Data for this task:
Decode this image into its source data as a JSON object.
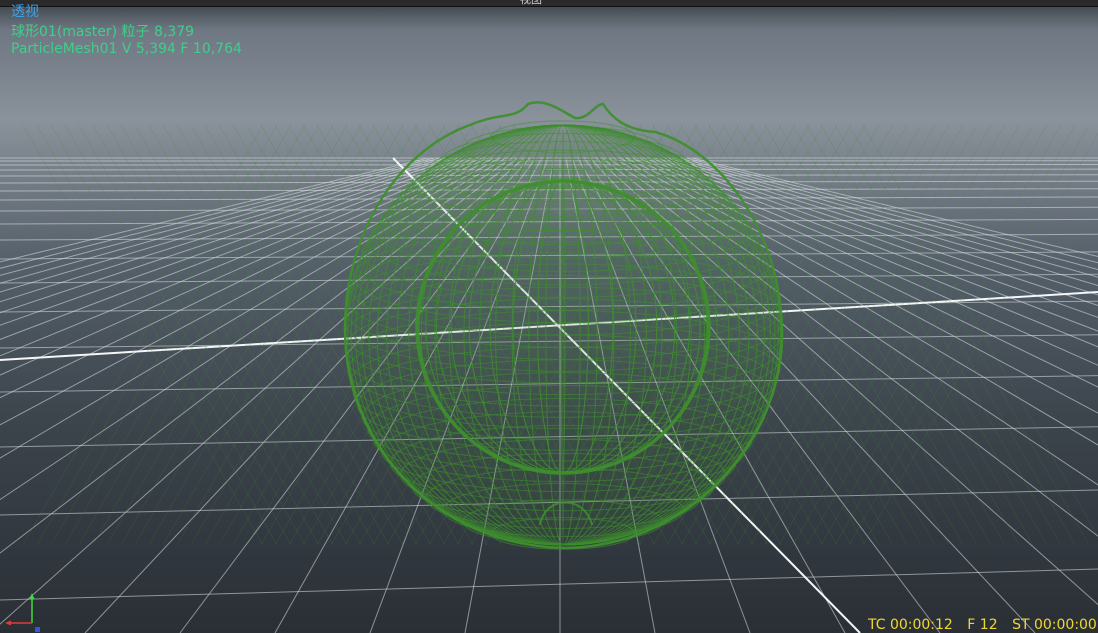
{
  "window": {
    "title": "视图"
  },
  "hud": {
    "view_name": "透视",
    "line1": "球形01(master) 粒子 8,379",
    "line2": "ParticleMesh01 V 5,394 F 10,764"
  },
  "timecode": {
    "tc": "TC 00:00:12",
    "frame": "F 12",
    "st": "ST 00:00:00"
  },
  "colors": {
    "mesh": "#3f8f2f",
    "grid": "#e6e9ec",
    "hud_view": "#3fa2e6",
    "hud_stats": "#3fcf8a",
    "timecode": "#f0d830"
  },
  "icons": {
    "axis": "axis-gizmo-icon"
  }
}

Exercise prompt: Transcribe the whole listing exactly. Pictures stay out of your copy.

Exercise answer:
Decode this image into its source data as a JSON object.
{
  "window": {
    "title": "视图"
  },
  "hud": {
    "view_name": "透视",
    "line1": "球形01(master) 粒子 8,379",
    "line2": "ParticleMesh01 V 5,394 F 10,764"
  },
  "timecode": {
    "tc": "TC 00:00:12",
    "frame": "F 12",
    "st": "ST 00:00:00"
  },
  "colors": {
    "mesh": "#3f8f2f",
    "grid": "#e6e9ec",
    "hud_view": "#3fa2e6",
    "hud_stats": "#3fcf8a",
    "timecode": "#f0d830"
  },
  "icons": {
    "axis": "axis-gizmo-icon"
  }
}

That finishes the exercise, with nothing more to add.